__Source extract__
*** Block opens ***

Key facts & figures
- MSF continues to assist a total number of around 460,000 people
- The total number of medical consultations by end of July is more than 66,000
- The total number of MSF staff working in the Delta is 450
- MSF has full access; numerous other NGOs also now up and running
- MSF is focusing on health and psychosocial care, with ongoing water and sanitation & non-food distribution activities
- MSF beginning to hand over many activities to other relevant organizations
- MSF is increasing efforts in psychosocial care
- Disease - no outbreaks to date
- Nutrition - cases of severe acute malnutrition remain very low (less than one percent)
More than three months after cyclone Nargis wreaked devastation throughout Myanmar's Irrawaddy Delta and many people remain vulnerable and traumatized. Meanwhile, those affected have also displayed resilience, surviving the aftermath with no disease outbreaks to date and with signs of basic reconstruction taking place in a number of areas.

*** Block closes ***

__Raw data__
*** Block opens ***

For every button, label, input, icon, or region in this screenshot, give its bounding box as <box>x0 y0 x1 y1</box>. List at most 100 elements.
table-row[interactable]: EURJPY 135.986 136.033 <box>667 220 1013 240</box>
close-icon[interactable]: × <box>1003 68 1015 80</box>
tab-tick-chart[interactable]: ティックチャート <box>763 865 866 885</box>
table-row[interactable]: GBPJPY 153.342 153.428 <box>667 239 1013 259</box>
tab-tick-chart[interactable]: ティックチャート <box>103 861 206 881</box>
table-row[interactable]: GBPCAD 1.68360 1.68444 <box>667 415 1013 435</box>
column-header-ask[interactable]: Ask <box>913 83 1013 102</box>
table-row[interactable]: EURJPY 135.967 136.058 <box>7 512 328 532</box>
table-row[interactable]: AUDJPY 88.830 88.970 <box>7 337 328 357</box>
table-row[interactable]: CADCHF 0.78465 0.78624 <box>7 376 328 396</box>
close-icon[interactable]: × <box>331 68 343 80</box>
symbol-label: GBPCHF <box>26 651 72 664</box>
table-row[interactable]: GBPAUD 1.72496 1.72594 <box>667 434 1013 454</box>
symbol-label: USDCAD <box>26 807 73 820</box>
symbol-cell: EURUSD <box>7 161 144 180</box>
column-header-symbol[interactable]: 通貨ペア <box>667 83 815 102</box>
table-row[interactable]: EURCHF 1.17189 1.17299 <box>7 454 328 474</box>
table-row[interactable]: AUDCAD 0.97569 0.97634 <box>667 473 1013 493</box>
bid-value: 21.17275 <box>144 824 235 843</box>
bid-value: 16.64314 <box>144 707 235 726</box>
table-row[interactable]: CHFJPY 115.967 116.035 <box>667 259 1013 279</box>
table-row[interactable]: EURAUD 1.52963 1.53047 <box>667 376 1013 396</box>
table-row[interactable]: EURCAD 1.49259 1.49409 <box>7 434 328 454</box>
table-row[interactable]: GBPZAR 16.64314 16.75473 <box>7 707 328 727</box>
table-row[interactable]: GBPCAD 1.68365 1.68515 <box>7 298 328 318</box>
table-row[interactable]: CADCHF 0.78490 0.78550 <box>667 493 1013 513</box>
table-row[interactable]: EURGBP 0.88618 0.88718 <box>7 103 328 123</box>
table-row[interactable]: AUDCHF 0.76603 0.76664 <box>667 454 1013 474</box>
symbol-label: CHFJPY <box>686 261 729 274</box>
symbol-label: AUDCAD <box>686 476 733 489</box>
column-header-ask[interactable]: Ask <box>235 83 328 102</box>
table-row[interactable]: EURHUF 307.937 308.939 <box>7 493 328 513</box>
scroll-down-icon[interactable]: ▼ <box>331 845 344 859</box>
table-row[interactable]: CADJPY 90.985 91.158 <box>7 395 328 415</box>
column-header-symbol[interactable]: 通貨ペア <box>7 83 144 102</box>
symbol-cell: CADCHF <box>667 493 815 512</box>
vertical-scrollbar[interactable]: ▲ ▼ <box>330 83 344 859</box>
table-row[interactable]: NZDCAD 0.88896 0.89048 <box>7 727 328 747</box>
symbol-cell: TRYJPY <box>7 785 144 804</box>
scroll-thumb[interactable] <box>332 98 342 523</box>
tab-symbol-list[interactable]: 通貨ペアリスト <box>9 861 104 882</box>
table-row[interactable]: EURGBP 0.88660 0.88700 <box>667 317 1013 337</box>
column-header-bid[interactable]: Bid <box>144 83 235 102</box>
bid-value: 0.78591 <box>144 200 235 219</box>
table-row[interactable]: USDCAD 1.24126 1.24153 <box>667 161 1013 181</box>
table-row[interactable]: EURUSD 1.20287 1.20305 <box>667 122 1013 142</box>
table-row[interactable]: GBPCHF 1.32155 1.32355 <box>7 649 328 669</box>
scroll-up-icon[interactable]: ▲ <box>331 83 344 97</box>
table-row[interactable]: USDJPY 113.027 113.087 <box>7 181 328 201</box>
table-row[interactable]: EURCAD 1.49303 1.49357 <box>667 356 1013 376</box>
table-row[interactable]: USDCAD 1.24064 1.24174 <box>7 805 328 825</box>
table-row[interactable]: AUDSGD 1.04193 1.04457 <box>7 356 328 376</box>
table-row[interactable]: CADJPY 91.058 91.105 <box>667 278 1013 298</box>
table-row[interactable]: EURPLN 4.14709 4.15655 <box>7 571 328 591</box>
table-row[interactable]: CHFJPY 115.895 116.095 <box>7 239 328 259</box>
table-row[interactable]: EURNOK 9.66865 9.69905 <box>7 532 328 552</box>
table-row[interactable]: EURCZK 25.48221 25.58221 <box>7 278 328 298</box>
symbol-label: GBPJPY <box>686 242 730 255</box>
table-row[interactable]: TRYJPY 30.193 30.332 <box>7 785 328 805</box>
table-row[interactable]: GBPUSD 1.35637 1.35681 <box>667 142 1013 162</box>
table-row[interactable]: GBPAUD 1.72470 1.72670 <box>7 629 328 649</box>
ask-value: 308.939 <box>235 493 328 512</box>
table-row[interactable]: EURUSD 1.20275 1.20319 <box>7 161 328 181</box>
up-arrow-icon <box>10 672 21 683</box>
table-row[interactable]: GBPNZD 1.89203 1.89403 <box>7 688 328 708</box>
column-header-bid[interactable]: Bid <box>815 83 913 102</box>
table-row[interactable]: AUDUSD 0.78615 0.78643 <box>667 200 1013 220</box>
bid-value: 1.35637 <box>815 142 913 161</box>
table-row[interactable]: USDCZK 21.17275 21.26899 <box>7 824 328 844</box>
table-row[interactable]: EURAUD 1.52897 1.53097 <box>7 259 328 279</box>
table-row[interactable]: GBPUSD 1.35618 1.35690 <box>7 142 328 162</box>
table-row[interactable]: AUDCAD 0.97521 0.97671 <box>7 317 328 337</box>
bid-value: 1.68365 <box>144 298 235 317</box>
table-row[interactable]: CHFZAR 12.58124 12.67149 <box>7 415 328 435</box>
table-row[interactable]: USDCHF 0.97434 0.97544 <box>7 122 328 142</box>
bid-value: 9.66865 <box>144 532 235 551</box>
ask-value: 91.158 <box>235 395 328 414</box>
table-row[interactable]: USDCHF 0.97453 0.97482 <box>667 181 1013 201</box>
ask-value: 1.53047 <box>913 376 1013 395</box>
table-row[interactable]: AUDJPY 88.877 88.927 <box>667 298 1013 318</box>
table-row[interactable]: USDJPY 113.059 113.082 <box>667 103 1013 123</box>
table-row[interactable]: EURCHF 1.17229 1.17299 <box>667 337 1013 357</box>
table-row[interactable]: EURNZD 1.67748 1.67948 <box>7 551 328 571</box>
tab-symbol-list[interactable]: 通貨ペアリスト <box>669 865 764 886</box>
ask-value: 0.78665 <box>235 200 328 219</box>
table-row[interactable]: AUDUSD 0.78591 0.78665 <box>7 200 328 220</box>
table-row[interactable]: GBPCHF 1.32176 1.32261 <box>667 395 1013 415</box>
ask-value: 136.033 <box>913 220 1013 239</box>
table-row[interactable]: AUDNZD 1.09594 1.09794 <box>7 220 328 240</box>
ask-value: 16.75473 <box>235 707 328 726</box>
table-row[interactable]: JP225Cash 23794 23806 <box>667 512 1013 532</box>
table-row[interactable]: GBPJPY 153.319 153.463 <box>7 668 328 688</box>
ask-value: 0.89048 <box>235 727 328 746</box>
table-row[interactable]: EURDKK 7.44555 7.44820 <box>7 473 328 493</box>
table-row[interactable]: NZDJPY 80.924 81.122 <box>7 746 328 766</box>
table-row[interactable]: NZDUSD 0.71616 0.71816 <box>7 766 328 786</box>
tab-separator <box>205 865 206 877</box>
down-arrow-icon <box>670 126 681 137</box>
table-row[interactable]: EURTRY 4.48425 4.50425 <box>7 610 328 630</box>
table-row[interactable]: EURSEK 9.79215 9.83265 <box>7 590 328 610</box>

*** Block closes ***

__Task set__
A. For each statement, say whether it agrees with the Key facts & figures text, answering yes or no and quoting the words that decide it: (i) MSF has more than 600 staff working in the Delta; (ii) no disease outbreaks have occurred so far; (iii) cases of severe acute malnutrition are below one percent.
B. Extract the Key facts & figures text from "More than three" up to and including "number of areas.".
The entries are separate material and are unrelated to the Key facts & figures text.

__Solutions to the problems__
A.
(i) No: "The total number of MSF staff working in the Delta is 450"
(ii) Yes: "Disease - no outbreaks to date"
(iii) Yes: "cases of severe acute malnutrition remain very low (less than one percent)"

B.
More than three months after cyclone Nargis wreaked devastation throughout Myanmar's Irrawaddy Delta and many people remain vulnerable and traumatized. Meanwhile, those affected have also displayed resilience, surviving the aftermath with no disease outbreaks to date and with signs of basic reconstruction taking place in a number of areas.